-- START --

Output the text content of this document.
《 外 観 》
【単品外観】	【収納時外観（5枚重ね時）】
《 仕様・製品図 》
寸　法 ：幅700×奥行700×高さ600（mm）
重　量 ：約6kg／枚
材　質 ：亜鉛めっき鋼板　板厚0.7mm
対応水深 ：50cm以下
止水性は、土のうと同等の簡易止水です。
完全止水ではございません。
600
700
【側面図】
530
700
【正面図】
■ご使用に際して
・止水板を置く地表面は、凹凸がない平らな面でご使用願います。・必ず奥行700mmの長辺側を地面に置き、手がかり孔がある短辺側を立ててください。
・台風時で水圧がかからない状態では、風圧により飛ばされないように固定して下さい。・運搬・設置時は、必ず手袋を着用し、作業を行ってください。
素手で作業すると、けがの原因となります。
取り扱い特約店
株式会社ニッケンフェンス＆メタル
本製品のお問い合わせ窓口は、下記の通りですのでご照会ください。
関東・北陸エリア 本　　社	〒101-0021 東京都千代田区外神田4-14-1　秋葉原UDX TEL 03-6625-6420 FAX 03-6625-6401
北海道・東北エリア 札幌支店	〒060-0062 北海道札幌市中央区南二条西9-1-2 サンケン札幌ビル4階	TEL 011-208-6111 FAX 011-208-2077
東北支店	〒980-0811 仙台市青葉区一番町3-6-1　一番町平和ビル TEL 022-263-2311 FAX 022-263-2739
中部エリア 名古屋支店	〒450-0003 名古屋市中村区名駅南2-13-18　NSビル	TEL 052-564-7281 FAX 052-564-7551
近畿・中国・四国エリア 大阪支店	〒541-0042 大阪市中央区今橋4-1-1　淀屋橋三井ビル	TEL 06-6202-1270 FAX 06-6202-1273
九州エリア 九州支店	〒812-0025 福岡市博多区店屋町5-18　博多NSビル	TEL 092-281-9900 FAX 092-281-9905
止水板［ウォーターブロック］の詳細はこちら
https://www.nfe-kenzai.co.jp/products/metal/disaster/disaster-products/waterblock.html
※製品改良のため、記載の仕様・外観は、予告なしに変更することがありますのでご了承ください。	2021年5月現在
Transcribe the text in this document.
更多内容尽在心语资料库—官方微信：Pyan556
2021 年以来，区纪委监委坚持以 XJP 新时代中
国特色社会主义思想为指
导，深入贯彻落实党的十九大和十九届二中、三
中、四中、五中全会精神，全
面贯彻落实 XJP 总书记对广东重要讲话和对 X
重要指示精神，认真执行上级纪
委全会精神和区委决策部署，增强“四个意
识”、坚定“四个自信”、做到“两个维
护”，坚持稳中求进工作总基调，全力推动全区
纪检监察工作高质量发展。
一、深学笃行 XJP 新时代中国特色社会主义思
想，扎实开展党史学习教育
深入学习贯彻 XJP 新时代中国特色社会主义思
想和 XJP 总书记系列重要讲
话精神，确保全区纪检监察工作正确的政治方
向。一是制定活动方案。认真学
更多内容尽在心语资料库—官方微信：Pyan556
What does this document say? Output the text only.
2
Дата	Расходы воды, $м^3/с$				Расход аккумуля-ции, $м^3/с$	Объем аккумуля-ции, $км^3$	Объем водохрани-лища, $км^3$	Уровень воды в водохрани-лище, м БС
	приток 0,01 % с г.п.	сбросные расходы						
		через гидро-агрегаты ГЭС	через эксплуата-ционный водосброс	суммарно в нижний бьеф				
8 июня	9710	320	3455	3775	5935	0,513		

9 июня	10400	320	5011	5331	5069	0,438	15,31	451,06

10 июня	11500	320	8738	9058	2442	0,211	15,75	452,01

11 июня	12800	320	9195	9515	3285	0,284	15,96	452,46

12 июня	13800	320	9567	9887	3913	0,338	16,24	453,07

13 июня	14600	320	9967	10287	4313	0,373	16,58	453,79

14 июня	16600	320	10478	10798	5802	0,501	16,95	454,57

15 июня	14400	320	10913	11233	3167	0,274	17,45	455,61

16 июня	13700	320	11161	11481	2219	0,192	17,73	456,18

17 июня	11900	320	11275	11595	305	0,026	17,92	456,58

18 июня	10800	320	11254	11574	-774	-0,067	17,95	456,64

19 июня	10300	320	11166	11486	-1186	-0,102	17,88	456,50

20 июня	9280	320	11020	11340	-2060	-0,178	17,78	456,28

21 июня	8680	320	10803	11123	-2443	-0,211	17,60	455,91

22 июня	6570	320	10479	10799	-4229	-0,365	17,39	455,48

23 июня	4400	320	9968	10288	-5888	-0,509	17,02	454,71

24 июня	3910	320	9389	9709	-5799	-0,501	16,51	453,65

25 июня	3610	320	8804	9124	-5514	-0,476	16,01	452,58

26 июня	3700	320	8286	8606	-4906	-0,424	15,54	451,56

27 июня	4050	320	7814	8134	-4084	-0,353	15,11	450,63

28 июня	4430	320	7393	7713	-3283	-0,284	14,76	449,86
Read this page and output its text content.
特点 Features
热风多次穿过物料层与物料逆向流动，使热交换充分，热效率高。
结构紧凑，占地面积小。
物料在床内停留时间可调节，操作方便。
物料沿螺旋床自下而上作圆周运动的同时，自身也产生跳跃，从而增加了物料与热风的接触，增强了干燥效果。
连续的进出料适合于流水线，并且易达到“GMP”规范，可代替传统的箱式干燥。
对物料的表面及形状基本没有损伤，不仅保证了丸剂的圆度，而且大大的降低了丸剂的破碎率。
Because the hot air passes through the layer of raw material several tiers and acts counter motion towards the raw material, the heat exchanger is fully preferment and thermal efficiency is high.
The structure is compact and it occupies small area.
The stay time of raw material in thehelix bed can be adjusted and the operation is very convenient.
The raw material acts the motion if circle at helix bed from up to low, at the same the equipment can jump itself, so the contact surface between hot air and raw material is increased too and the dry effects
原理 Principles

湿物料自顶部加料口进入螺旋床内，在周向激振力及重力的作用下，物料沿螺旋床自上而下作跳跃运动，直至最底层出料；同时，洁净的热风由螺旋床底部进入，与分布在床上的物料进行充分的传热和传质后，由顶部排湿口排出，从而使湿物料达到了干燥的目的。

-- END --

The entries above must be returned exactly.

Output the text content of this document.
《 外 観 》
【単品外観】	【収納時外観（5枚重ね時）】
《 仕様・製品図 》
寸　法 ：幅700×奥行700×高さ600（mm）
重　量 ：約6kg／枚
材　質 ：亜鉛めっき鋼板　板厚0.7mm
対応水深 ：50cm以下
止水性は、土のうと同等の簡易止水です。
完全止水ではございません。
600
700
【側面図】
530
700
【正面図】
■ご使用に際して
・止水板を置く地表面は、凹凸がない平らな面でご使用願います。・必ず奥行700mmの長辺側を地面に置き、手がかり孔がある短辺側を立ててください。
・台風時で水圧がかからない状態では、風圧により飛ばされないように固定して下さい。・運搬・設置時は、必ず手袋を着用し、作業を行ってください。
素手で作業すると、けがの原因となります。
取り扱い特約店
株式会社ニッケンフェンス＆メタル
本製品のお問い合わせ窓口は、下記の通りですのでご照会ください。
関東・北陸エリア 本　　社	〒101-0021 東京都千代田区外神田4-14-1　秋葉原UDX TEL 03-6625-6420 FAX 03-6625-6401
北海道・東北エリア 札幌支店	〒060-0062 北海道札幌市中央区南二条西9-1-2 サンケン札幌ビル4階	TEL 011-208-6111 FAX 011-208-2077
東北支店	〒980-0811 仙台市青葉区一番町3-6-1　一番町平和ビル TEL 022-263-2311 FAX 022-263-2739
中部エリア 名古屋支店	〒450-0003 名古屋市中村区名駅南2-13-18　NSビル	TEL 052-564-7281 FAX 052-564-7551
近畿・中国・四国エリア 大阪支店	〒541-0042 大阪市中央区今橋4-1-1　淀屋橋三井ビル	TEL 06-6202-1270 FAX 06-6202-1273
九州エリア 九州支店	〒812-0025 福岡市博多区店屋町5-18　博多NSビル	TEL 092-281-9900 FAX 092-281-9905
止水板［ウォーターブロック］の詳細はこちら
https://www.nfe-kenzai.co.jp/products/metal/disaster/disaster-products/waterblock.html
※製品改良のため、記載の仕様・外観は、予告なしに変更することがありますのでご了承ください。	2021年5月現在
Transcribe the text in this document.
更多内容尽在心语资料库—官方微信：Pyan556
2021 年以来，区纪委监委坚持以 XJP 新时代中
国特色社会主义思想为指
导，深入贯彻落实党的十九大和十九届二中、三
中、四中、五中全会精神，全
面贯彻落实 XJP 总书记对广东重要讲话和对 X
重要指示精神，认真执行上级纪
委全会精神和区委决策部署，增强“四个意
识”、坚定“四个自信”、做到“两个维
护”，坚持稳中求进工作总基调，全力推动全区
纪检监察工作高质量发展。
一、深学笃行 XJP 新时代中国特色社会主义思
想，扎实开展党史学习教育
深入学习贯彻 XJP 新时代中国特色社会主义思
想和 XJP 总书记系列重要讲
话精神，确保全区纪检监察工作正确的政治方
向。一是制定活动方案。认真学
更多内容尽在心语资料库—官方微信：Pyan556
What does this document say? Output the text only.
2
Дата	Расходы воды, $м^3/с$				Расход аккумуля-ции, $м^3/с$	Объем аккумуля-ции, $км^3$	Объем водохрани-лища, $км^3$	Уровень воды в водохрани-лище, м БС
	приток 0,01 % с г.п.	сбросные расходы						
		через гидро-агрегаты ГЭС	через эксплуата-ционный водосброс	суммарно в нижний бьеф				
8 июня	9710	320	3455	3775	5935	0,513		

9 июня	10400	320	5011	5331	5069	0,438	15,31	451,06

10 июня	11500	320	8738	9058	2442	0,211	15,75	452,01

11 июня	12800	320	9195	9515	3285	0,284	15,96	452,46

12 июня	13800	320	9567	9887	3913	0,338	16,24	453,07

13 июня	14600	320	9967	10287	4313	0,373	16,58	453,79

14 июня	16600	320	10478	10798	5802	0,501	16,95	454,57

15 июня	14400	320	10913	11233	3167	0,274	17,45	455,61

16 июня	13700	320	11161	11481	2219	0,192	17,73	456,18

17 июня	11900	320	11275	11595	305	0,026	17,92	456,58

18 июня	10800	320	11254	11574	-774	-0,067	17,95	456,64

19 июня	10300	320	11166	11486	-1186	-0,102	17,88	456,50

20 июня	9280	320	11020	11340	-2060	-0,178	17,78	456,28

21 июня	8680	320	10803	11123	-2443	-0,211	17,60	455,91

22 июня	6570	320	10479	10799	-4229	-0,365	17,39	455,48

23 июня	4400	320	9968	10288	-5888	-0,509	17,02	454,71

24 июня	3910	320	9389	9709	-5799	-0,501	16,51	453,65

25 июня	3610	320	8804	9124	-5514	-0,476	16,01	452,58

26 июня	3700	320	8286	8606	-4906	-0,424	15,54	451,56

27 июня	4050	320	7814	8134	-4084	-0,353	15,11	450,63

28 июня	4430	320	7393	7713	-3283	-0,284	14,76	449,86
Read this page and output its text content.
特点 Features
热风多次穿过物料层与物料逆向流动，使热交换充分，热效率高。
结构紧凑，占地面积小。
物料在床内停留时间可调节，操作方便。
物料沿螺旋床自下而上作圆周运动的同时，自身也产生跳跃，从而增加了物料与热风的接触，增强了干燥效果。
连续的进出料适合于流水线，并且易达到“GMP”规范，可代替传统的箱式干燥。
对物料的表面及形状基本没有损伤，不仅保证了丸剂的圆度，而且大大的降低了丸剂的破碎率。
Because the hot air passes through the layer of raw material several tiers and acts counter motion towards the raw material, the heat exchanger is fully preferment and thermal efficiency is high.
The structure is compact and it occupies small area.
The stay time of raw material in thehelix bed can be adjusted and the operation is very convenient.
The raw material acts the motion if circle at helix bed from up to low, at the same the equipment can jump itself, so the contact surface between hot air and raw material is increased too and the dry effects
原理 Principles

湿物料自顶部加料口进入螺旋床内，在周向激振力及重力的作用下，物料沿螺旋床自上而下作跳跃运动，直至最底层出料；同时，洁净的热风由螺旋床底部进入，与分布在床上的物料进行充分的传热和传质后，由顶部排湿口排出，从而使湿物料达到了干燥的目的。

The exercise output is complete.